◆ **TASK PROMPT**
Each record is to be printed again precisely as it reads.

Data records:
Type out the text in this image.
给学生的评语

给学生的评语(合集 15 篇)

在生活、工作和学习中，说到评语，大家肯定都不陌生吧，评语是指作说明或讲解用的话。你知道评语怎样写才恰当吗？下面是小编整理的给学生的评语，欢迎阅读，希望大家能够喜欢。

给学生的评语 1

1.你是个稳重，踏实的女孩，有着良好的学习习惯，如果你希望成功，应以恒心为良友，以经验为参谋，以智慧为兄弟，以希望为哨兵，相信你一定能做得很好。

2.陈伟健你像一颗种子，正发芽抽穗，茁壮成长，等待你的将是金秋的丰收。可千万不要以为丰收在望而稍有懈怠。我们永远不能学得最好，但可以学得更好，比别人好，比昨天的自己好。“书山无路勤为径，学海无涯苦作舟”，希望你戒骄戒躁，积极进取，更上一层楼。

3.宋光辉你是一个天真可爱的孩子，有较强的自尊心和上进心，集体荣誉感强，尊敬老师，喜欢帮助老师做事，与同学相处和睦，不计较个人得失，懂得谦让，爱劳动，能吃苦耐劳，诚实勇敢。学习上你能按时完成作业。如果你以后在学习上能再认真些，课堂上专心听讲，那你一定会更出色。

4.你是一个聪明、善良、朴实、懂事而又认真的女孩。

◆ **EXERCISE OUTPUT**
Type out the text in this image.
给学生的评语

给学生的评语(合集 15 篇)

在生活、工作和学习中，说到评语，大家肯定都不陌生吧，评语是指作说明或讲解用的话。你知道评语怎样写才恰当吗？下面是小编整理的给学生的评语，欢迎阅读，希望大家能够喜欢。

给学生的评语 1

1.你是个稳重，踏实的女孩，有着良好的学习习惯，如果你希望成功，应以恒心为良友，以经验为参谋，以智慧为兄弟，以希望为哨兵，相信你一定能做得很好。

2.陈伟健你像一颗种子，正发芽抽穗，茁壮成长，等待你的将是金秋的丰收。可千万不要以为丰收在望而稍有懈怠。我们永远不能学得最好，但可以学得更好，比别人好，比昨天的自己好。“书山无路勤为径，学海无涯苦作舟”，希望你戒骄戒躁，积极进取，更上一层楼。

3.宋光辉你是一个天真可爱的孩子，有较强的自尊心和上进心，集体荣誉感强，尊敬老师，喜欢帮助老师做事，与同学相处和睦，不计较个人得失，懂得谦让，爱劳动，能吃苦耐劳，诚实勇敢。学习上你能按时完成作业。如果你以后在学习上能再认真些，课堂上专心听讲，那你一定会更出色。

4.你是一个聪明、善良、朴实、懂事而又认真的女孩。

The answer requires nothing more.